Problem
The number of lines holding "sollen" is all you should give; count them in the records below.

Data supplied
○ ○ ○ ○ ○

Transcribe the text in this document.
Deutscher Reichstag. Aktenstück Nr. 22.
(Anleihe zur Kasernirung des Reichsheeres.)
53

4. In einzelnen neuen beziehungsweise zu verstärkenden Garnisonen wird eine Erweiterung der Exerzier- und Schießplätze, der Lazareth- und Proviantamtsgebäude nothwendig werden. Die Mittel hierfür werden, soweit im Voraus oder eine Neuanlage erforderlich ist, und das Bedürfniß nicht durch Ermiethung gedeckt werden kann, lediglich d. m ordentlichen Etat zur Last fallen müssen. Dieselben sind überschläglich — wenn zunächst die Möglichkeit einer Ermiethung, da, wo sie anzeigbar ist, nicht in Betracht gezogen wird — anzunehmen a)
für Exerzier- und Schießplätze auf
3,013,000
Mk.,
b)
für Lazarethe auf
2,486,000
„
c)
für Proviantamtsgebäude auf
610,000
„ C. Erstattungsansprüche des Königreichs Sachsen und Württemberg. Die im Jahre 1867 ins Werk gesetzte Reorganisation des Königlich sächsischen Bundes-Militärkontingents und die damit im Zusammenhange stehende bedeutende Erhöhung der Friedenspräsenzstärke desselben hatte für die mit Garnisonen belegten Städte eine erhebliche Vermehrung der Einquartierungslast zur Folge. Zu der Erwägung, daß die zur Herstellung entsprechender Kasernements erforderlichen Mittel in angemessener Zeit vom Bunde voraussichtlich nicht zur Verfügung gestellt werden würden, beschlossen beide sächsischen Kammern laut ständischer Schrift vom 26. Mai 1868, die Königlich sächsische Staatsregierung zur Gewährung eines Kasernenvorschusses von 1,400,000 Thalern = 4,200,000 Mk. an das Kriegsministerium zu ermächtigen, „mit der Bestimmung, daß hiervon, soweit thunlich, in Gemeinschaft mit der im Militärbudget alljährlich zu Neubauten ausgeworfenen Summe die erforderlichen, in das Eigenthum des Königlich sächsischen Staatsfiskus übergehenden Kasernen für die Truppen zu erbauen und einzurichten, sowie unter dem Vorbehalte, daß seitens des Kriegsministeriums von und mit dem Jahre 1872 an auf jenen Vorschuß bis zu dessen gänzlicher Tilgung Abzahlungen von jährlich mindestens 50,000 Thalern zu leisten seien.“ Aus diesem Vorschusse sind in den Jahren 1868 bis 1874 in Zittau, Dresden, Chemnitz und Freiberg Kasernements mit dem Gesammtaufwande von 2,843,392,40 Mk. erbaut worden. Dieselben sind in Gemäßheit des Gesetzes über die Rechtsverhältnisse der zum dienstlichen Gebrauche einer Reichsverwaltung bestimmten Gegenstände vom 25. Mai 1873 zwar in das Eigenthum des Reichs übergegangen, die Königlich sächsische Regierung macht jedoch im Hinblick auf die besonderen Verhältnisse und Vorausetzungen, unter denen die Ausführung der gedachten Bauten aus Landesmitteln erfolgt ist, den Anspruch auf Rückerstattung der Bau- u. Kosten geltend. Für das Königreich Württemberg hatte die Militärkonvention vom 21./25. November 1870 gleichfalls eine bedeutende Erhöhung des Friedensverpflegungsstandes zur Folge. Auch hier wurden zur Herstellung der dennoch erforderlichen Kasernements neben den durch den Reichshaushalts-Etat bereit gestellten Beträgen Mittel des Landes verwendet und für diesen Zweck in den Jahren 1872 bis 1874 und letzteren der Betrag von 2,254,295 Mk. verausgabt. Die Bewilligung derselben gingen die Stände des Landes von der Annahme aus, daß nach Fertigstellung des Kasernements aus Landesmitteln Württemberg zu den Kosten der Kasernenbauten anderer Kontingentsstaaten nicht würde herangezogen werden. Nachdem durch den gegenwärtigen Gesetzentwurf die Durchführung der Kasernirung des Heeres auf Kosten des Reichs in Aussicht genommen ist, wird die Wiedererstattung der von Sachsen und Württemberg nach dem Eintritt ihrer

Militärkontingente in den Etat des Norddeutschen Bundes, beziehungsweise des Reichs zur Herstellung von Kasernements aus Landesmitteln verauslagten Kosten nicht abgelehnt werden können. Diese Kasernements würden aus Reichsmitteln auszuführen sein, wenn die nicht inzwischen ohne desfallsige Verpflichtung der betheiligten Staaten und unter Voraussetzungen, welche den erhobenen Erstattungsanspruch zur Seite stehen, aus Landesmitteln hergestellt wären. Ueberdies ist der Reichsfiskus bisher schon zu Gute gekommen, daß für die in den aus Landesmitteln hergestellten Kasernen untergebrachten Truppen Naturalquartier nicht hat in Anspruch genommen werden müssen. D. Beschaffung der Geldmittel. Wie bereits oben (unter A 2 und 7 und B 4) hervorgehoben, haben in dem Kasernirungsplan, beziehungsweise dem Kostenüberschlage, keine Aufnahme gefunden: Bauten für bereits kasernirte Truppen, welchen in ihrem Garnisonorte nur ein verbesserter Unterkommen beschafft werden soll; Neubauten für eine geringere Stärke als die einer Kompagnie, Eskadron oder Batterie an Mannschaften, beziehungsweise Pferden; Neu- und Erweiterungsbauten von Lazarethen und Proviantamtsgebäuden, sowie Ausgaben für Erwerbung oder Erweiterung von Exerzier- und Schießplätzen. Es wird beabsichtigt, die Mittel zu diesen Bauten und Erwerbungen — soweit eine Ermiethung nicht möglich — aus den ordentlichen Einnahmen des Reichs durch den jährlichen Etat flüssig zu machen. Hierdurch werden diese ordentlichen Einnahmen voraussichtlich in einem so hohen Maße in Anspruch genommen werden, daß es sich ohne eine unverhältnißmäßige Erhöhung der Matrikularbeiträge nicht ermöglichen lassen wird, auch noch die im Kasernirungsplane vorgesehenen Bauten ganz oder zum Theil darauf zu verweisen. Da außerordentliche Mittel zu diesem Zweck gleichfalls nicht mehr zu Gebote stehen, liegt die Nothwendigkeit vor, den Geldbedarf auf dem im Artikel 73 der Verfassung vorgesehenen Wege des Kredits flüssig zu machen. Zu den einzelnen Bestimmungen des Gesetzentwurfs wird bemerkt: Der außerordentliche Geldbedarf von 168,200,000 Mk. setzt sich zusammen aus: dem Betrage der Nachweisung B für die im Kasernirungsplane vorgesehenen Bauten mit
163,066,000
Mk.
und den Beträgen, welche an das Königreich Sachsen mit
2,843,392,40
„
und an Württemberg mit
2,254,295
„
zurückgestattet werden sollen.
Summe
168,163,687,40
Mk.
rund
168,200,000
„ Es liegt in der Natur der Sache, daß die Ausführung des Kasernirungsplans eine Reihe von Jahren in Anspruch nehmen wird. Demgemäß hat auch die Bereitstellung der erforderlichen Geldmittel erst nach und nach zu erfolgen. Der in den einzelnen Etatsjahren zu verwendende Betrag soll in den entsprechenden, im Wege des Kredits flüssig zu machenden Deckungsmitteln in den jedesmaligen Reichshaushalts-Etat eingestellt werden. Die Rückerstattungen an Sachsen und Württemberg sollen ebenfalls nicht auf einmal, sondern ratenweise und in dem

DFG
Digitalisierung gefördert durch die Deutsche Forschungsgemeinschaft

○ ○ ○ ○ ○

Answer to this task
2